Leaving out the pictures, transcribe all of the records faithfully.

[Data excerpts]
□ □ □ □

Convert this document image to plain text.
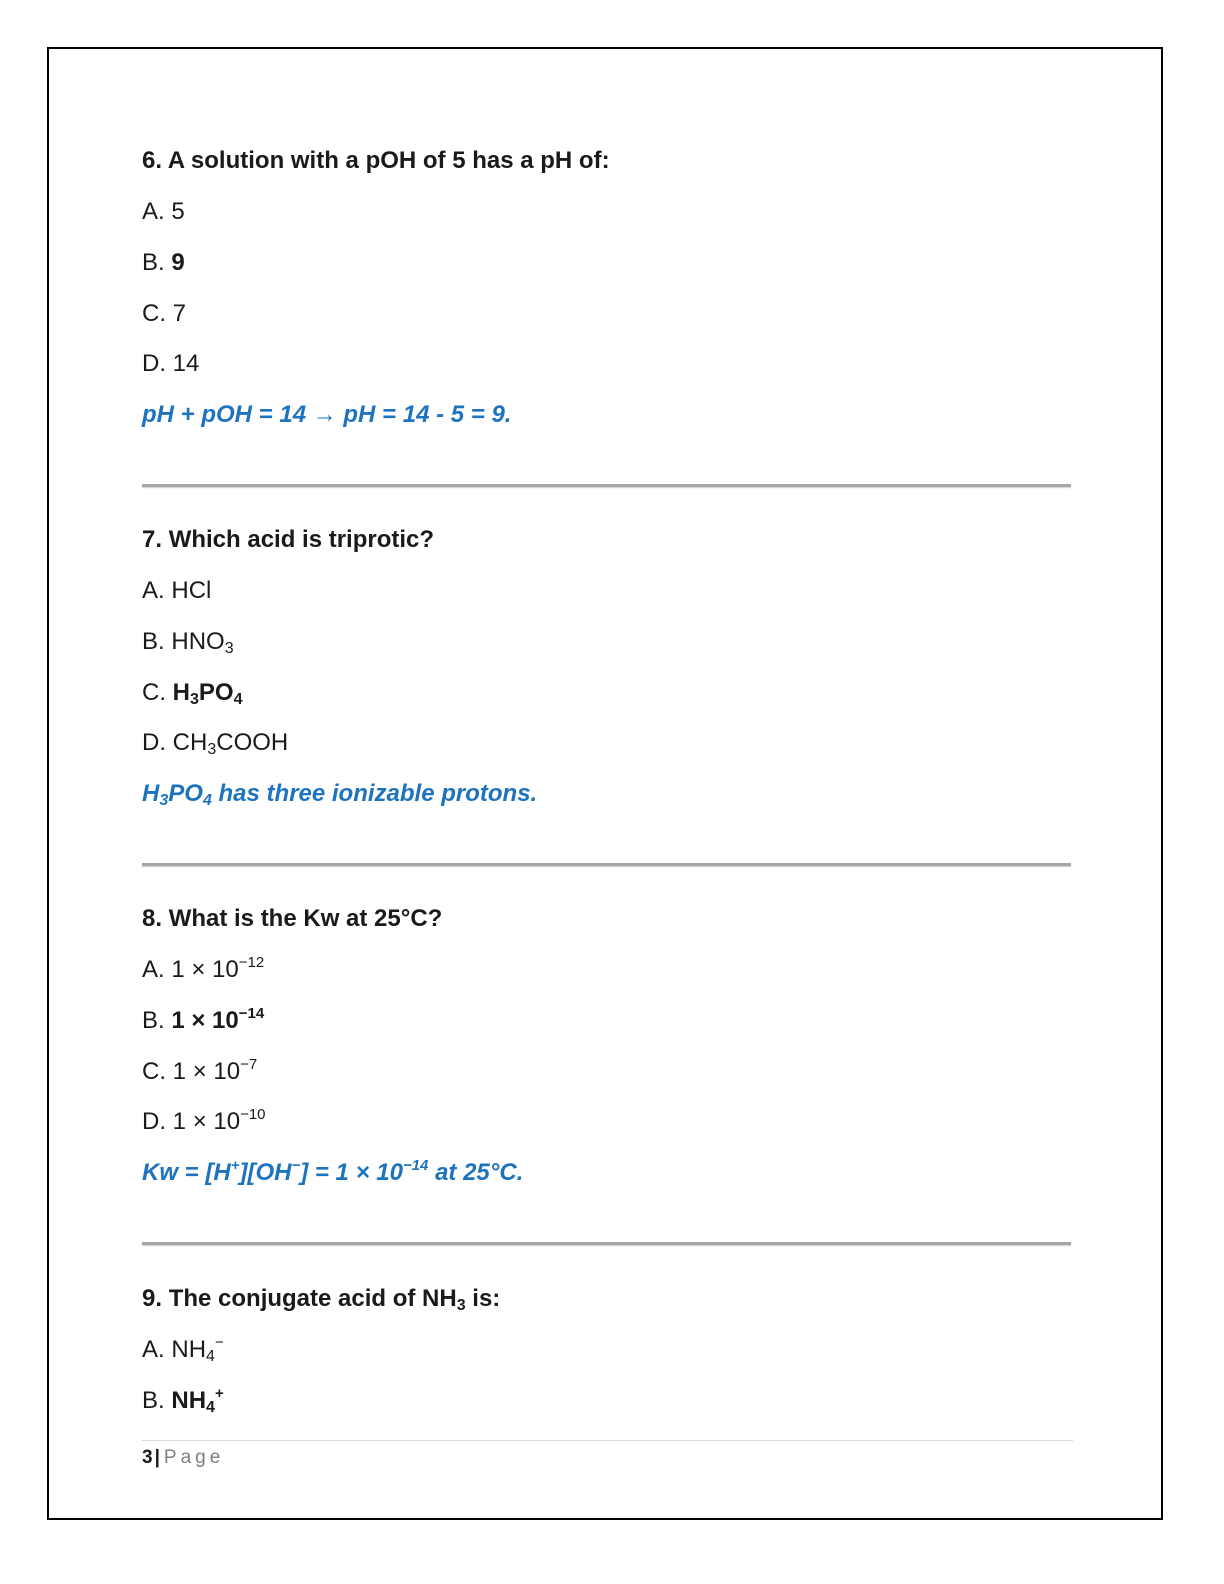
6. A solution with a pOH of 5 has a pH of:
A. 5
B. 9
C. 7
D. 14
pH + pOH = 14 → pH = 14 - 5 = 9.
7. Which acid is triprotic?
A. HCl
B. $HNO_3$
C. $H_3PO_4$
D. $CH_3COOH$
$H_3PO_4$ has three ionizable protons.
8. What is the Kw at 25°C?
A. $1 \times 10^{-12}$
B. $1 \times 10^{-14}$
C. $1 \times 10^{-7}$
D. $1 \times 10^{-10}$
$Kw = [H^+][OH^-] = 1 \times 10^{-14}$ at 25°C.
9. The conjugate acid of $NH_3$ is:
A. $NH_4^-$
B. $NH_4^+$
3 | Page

□ □ □ □

> [Right answer]
Convert this document image to plain text.
6. A solution with a pOH of 5 has a pH of:
A. 5
B. 9
C. 7
D. 14
pH + pOH = 14 → pH = 14 - 5 = 9.
7. Which acid is triprotic?
A. HCl
B. $HNO_3$
C. $H_3PO_4$
D. $CH_3COOH$
$H_3PO_4$ has three ionizable protons.
8. What is the Kw at 25°C?
A. $1 \times 10^{-12}$
B. $1 \times 10^{-14}$
C. $1 \times 10^{-7}$
D. $1 \times 10^{-10}$
$Kw = [H^+][OH^-] = 1 \times 10^{-14}$ at 25°C.
9. The conjugate acid of $NH_3$ is:
A. $NH_4^-$
B. $NH_4^+$
3 | Page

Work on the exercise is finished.